:: EXERCISE PROMPT ::
Where a line below holds the string "Зелень", copy that line.

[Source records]
◆ ◆ ◆ ◆ ◆
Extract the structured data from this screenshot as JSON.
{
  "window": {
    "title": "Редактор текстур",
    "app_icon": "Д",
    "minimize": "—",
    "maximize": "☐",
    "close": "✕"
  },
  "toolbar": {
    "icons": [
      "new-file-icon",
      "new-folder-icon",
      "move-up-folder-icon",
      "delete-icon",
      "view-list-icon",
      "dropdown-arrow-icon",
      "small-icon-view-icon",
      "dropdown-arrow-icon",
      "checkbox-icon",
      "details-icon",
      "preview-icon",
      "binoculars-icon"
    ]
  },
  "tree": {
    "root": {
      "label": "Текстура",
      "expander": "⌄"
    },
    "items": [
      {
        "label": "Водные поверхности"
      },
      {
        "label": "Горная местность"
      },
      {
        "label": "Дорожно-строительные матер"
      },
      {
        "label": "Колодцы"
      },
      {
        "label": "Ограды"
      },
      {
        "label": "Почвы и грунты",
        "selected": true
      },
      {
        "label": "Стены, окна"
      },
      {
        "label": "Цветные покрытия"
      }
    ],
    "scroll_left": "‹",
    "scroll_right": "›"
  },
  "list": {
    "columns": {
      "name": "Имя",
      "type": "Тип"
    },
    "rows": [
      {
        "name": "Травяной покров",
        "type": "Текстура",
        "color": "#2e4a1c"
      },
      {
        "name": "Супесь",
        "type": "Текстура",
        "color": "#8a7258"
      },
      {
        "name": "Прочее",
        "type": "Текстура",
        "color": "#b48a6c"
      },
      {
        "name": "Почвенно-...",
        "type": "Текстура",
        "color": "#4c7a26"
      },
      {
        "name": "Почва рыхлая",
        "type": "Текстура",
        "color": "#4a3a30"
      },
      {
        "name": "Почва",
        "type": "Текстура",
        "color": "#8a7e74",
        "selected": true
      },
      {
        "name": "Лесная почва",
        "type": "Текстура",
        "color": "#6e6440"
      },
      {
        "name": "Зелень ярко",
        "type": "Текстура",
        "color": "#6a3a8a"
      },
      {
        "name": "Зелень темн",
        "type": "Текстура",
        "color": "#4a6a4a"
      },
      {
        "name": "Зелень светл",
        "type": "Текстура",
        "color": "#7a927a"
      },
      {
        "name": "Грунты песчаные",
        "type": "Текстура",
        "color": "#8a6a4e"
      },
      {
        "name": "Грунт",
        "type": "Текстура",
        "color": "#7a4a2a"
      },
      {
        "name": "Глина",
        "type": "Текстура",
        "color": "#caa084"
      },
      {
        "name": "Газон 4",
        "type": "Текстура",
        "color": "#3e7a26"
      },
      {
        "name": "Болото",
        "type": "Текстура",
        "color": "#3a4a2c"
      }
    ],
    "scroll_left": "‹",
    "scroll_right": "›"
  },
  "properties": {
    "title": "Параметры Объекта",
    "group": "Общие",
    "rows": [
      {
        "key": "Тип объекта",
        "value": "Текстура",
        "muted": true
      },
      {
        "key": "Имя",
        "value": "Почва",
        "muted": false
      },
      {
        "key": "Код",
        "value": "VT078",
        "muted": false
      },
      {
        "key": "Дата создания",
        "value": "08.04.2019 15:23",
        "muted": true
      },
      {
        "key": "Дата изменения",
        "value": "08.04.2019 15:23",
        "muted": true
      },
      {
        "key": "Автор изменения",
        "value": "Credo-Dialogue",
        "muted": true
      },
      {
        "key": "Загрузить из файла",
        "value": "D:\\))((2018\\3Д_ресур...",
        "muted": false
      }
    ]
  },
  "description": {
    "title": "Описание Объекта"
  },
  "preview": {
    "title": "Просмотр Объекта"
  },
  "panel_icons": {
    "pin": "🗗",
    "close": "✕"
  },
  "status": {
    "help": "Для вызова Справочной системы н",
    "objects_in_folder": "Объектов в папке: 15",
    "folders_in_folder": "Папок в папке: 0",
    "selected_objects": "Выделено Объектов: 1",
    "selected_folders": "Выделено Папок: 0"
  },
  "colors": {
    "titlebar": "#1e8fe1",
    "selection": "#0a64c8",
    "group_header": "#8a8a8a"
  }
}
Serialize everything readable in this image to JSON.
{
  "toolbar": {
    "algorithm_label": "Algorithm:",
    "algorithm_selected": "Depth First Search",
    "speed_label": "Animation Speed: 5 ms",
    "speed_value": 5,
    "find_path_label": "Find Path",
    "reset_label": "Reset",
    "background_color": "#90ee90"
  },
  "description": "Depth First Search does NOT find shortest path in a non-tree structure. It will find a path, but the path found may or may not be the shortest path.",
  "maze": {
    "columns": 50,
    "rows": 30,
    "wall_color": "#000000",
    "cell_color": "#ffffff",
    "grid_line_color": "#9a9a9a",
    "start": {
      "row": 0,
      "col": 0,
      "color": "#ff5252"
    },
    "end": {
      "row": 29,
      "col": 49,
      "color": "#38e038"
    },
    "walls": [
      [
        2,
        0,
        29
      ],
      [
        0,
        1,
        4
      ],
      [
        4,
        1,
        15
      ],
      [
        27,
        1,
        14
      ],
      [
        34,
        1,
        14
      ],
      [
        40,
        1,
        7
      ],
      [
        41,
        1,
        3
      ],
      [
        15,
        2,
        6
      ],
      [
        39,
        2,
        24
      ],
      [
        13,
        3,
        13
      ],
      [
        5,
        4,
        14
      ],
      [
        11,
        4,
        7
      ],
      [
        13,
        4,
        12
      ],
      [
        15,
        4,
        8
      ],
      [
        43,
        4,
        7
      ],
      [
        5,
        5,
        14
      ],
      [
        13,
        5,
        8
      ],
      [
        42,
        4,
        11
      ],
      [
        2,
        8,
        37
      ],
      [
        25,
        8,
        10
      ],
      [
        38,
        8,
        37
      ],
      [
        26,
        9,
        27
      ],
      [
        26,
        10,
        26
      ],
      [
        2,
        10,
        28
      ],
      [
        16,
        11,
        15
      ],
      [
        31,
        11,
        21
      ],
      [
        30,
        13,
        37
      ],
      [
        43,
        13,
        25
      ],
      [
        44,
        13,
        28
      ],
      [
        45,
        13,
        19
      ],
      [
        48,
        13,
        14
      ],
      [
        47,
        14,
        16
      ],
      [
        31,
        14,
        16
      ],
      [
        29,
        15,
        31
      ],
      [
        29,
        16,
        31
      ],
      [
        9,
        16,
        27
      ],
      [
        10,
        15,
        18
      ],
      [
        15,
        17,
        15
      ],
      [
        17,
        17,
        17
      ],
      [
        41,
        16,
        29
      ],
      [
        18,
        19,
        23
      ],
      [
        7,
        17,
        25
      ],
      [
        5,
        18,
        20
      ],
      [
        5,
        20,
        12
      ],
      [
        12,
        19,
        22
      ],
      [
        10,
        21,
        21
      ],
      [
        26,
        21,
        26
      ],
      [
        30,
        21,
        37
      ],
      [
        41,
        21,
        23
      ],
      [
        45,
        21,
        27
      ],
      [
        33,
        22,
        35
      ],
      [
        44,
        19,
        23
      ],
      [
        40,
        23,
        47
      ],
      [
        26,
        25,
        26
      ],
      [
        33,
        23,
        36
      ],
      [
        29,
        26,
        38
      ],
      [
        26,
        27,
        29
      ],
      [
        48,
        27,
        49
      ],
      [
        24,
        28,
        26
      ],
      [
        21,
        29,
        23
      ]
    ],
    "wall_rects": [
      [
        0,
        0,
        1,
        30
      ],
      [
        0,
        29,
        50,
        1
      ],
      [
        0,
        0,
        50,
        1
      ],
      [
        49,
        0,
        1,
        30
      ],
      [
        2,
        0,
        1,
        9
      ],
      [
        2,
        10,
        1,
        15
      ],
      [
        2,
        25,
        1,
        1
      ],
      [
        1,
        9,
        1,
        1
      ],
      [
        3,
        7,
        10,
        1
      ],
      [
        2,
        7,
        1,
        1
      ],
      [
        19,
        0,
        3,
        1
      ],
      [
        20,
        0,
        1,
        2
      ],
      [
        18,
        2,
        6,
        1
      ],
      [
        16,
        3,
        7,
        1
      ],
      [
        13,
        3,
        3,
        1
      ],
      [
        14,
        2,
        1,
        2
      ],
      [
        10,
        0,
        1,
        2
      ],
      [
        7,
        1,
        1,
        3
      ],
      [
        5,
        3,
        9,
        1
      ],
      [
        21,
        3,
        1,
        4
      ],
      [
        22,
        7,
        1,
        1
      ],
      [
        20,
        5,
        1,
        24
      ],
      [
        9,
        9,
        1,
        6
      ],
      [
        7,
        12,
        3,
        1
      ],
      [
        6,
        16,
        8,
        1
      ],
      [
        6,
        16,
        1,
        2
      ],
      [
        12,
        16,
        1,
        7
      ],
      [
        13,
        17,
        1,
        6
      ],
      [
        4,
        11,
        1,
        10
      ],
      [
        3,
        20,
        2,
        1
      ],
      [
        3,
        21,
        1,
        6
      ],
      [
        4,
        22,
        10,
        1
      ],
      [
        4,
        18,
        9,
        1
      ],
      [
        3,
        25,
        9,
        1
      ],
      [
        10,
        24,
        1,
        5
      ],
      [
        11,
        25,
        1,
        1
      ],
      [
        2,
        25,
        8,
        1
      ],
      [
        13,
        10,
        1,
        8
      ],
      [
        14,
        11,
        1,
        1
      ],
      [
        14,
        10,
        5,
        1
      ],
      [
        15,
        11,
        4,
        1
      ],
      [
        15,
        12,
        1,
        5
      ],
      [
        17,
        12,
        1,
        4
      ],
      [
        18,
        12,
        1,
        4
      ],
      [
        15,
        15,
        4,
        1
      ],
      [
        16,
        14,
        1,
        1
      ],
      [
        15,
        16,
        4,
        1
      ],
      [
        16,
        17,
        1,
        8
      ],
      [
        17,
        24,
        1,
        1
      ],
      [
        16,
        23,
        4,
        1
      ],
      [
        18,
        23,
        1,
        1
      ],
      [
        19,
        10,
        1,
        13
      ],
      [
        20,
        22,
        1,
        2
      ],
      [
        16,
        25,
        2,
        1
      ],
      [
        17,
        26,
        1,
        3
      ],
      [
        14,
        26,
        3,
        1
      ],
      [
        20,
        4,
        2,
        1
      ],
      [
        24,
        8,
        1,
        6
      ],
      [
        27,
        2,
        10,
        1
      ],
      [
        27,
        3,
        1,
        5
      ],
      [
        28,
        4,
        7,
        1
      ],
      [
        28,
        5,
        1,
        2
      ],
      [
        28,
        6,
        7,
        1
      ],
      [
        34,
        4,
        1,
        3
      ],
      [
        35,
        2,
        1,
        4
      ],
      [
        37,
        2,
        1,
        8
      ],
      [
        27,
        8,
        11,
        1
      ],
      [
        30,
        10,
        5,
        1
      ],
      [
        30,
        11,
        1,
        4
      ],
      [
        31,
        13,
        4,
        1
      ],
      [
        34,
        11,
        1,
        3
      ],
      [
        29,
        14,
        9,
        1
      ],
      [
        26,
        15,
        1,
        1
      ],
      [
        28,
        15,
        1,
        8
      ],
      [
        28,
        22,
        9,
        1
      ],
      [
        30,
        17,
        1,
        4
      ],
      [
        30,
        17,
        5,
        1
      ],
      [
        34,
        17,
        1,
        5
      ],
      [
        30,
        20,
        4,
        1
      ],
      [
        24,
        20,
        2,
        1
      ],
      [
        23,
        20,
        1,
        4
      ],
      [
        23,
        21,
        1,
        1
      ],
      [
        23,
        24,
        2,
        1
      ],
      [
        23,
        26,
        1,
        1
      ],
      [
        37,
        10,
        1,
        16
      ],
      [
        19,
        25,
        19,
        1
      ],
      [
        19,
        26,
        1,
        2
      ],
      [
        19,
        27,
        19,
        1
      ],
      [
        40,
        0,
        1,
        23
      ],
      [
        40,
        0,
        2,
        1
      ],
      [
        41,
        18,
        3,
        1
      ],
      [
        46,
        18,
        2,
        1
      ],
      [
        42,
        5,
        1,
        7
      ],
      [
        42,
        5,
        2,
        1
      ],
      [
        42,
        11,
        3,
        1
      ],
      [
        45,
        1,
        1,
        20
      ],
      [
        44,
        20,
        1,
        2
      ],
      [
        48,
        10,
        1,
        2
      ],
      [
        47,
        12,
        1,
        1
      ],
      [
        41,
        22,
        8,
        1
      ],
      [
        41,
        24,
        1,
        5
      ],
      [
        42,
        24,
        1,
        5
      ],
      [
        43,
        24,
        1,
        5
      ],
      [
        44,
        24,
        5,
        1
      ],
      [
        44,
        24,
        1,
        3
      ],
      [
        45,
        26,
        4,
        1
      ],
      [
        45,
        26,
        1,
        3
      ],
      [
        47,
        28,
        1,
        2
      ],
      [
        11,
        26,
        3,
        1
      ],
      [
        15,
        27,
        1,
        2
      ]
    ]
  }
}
◆ ◆ ◆ ◆ ◆
:: RESULT OF THE TASK ::
        "name": "Зелень ярко",
        "name": "Зелень темн",
        "name": "Зелень светл",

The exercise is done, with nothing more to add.